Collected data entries
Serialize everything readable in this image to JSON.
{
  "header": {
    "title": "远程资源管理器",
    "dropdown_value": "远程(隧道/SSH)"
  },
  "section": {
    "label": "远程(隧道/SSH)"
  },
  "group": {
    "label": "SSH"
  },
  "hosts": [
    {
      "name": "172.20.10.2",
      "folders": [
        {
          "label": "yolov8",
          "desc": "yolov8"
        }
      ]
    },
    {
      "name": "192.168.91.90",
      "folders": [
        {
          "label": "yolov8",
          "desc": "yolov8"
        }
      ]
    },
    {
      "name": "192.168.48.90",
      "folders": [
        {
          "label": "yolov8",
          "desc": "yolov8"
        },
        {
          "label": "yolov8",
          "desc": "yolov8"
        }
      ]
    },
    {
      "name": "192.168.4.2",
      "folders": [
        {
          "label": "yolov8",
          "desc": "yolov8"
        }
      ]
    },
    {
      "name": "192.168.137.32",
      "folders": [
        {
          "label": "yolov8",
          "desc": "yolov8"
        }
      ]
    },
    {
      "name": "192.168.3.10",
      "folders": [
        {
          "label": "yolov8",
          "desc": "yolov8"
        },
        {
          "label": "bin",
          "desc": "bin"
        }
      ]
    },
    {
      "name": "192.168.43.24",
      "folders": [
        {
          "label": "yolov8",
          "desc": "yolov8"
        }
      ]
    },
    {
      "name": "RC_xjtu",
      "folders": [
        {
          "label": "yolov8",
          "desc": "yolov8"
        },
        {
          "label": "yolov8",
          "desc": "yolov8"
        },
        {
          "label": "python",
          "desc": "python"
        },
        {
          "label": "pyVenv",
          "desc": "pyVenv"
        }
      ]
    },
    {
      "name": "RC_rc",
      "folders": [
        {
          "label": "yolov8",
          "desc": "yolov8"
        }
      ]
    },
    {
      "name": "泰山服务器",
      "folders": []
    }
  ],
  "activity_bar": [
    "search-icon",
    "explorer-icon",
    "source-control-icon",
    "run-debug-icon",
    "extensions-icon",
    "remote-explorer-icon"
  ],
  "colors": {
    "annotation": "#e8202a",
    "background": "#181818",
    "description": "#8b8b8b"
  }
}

### Given request
Write out the data again, exactly and in full.

### Answer to this task
Serialize everything readable in this image to JSON.
{
  "header": {
    "title": "远程资源管理器",
    "dropdown_value": "远程(隧道/SSH)"
  },
  "section": {
    "label": "远程(隧道/SSH)"
  },
  "group": {
    "label": "SSH"
  },
  "hosts": [
    {
      "name": "172.20.10.2",
      "folders": [
        {
          "label": "yolov8",
          "desc": "yolov8"
        }
      ]
    },
    {
      "name": "192.168.91.90",
      "folders": [
        {
          "label": "yolov8",
          "desc": "yolov8"
        }
      ]
    },
    {
      "name": "192.168.48.90",
      "folders": [
        {
          "label": "yolov8",
          "desc": "yolov8"
        },
        {
          "label": "yolov8",
          "desc": "yolov8"
        }
      ]
    },
    {
      "name": "192.168.4.2",
      "folders": [
        {
          "label": "yolov8",
          "desc": "yolov8"
        }
      ]
    },
    {
      "name": "192.168.137.32",
      "folders": [
        {
          "label": "yolov8",
          "desc": "yolov8"
        }
      ]
    },
    {
      "name": "192.168.3.10",
      "folders": [
        {
          "label": "yolov8",
          "desc": "yolov8"
        },
        {
          "label": "bin",
          "desc": "bin"
        }
      ]
    },
    {
      "name": "192.168.43.24",
      "folders": [
        {
          "label": "yolov8",
          "desc": "yolov8"
        }
      ]
    },
    {
      "name": "RC_xjtu",
      "folders": [
        {
          "label": "yolov8",
          "desc": "yolov8"
        },
        {
          "label": "yolov8",
          "desc": "yolov8"
        },
        {
          "label": "python",
          "desc": "python"
        },
        {
          "label": "pyVenv",
          "desc": "pyVenv"
        }
      ]
    },
    {
      "name": "RC_rc",
      "folders": [
        {
          "label": "yolov8",
          "desc": "yolov8"
        }
      ]
    },
    {
      "name": "泰山服务器",
      "folders": []
    }
  ],
  "activity_bar": [
    "search-icon",
    "explorer-icon",
    "source-control-icon",
    "run-debug-icon",
    "extensions-icon",
    "remote-explorer-icon"
  ],
  "colors": {
    "annotation": "#e8202a",
    "background": "#181818",
    "description": "#8b8b8b"
  }
}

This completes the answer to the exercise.